• _WHAT TO WORK ON_: Restate the whole of the material. Keep every word, and drop the pictures.

(Dataset items)

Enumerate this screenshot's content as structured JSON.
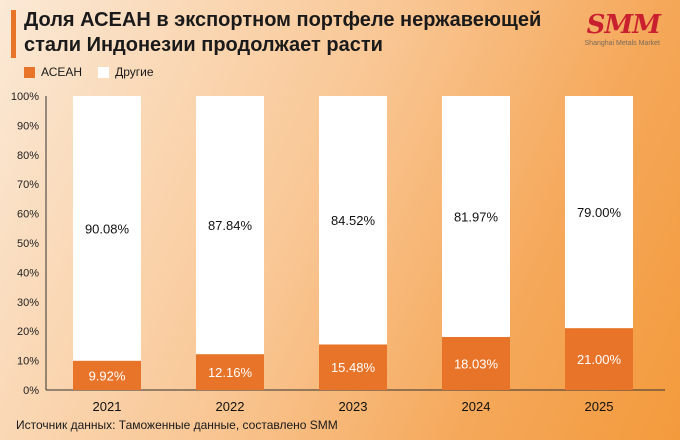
{
  "header": {
    "title_line1": "Доля АСЕАН в экспортном портфеле нержавеющей",
    "title_line2": "стали Индонезии продолжает расти"
  },
  "logo": {
    "mark": "SMM",
    "subtitle": "Shanghai Metals Market"
  },
  "legend": {
    "asean": "АСЕАН",
    "other": "Другие"
  },
  "footer": {
    "source": "Источник данных: Таможенные данные, составлено SMM"
  },
  "colors": {
    "asean": "#e8742a",
    "other": "#ffffff"
  },
  "chart_data": {
    "type": "bar",
    "stacked": true,
    "title": "Доля АСЕАН в экспортном портфеле нержавеющей стали Индонезии продолжает расти",
    "categories": [
      "2021",
      "2022",
      "2023",
      "2024",
      "2025"
    ],
    "series": [
      {
        "name": "АСЕАН",
        "values": [
          9.92,
          12.16,
          15.48,
          18.03,
          21.0
        ],
        "labels": [
          "9.92%",
          "12.16%",
          "15.48%",
          "18.03%",
          "21.00%"
        ]
      },
      {
        "name": "Другие",
        "values": [
          90.08,
          87.84,
          84.52,
          81.97,
          79.0
        ],
        "labels": [
          "90.08%",
          "87.84%",
          "84.52%",
          "81.97%",
          "79.00%"
        ]
      }
    ],
    "ylim": [
      0,
      100
    ],
    "yticks": [
      "0%",
      "10%",
      "20%",
      "30%",
      "40%",
      "50%",
      "60%",
      "70%",
      "80%",
      "90%",
      "100%"
    ],
    "xlabel": "",
    "ylabel": ""
  }
}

• _RESPONSE_:
Enumerate this screenshot's content as structured JSON.
{
  "header": {
    "title_line1": "Доля АСЕАН в экспортном портфеле нержавеющей",
    "title_line2": "стали Индонезии продолжает расти"
  },
  "logo": {
    "mark": "SMM",
    "subtitle": "Shanghai Metals Market"
  },
  "legend": {
    "asean": "АСЕАН",
    "other": "Другие"
  },
  "footer": {
    "source": "Источник данных: Таможенные данные, составлено SMM"
  },
  "colors": {
    "asean": "#e8742a",
    "other": "#ffffff"
  },
  "chart_data": {
    "type": "bar",
    "stacked": true,
    "title": "Доля АСЕАН в экспортном портфеле нержавеющей стали Индонезии продолжает расти",
    "categories": [
      "2021",
      "2022",
      "2023",
      "2024",
      "2025"
    ],
    "series": [
      {
        "name": "АСЕАН",
        "values": [
          9.92,
          12.16,
          15.48,
          18.03,
          21.0
        ],
        "labels": [
          "9.92%",
          "12.16%",
          "15.48%",
          "18.03%",
          "21.00%"
        ]
      },
      {
        "name": "Другие",
        "values": [
          90.08,
          87.84,
          84.52,
          81.97,
          79.0
        ],
        "labels": [
          "90.08%",
          "87.84%",
          "84.52%",
          "81.97%",
          "79.00%"
        ]
      }
    ],
    "ylim": [
      0,
      100
    ],
    "yticks": [
      "0%",
      "10%",
      "20%",
      "30%",
      "40%",
      "50%",
      "60%",
      "70%",
      "80%",
      "90%",
      "100%"
    ],
    "xlabel": "",
    "ylabel": ""
  }
}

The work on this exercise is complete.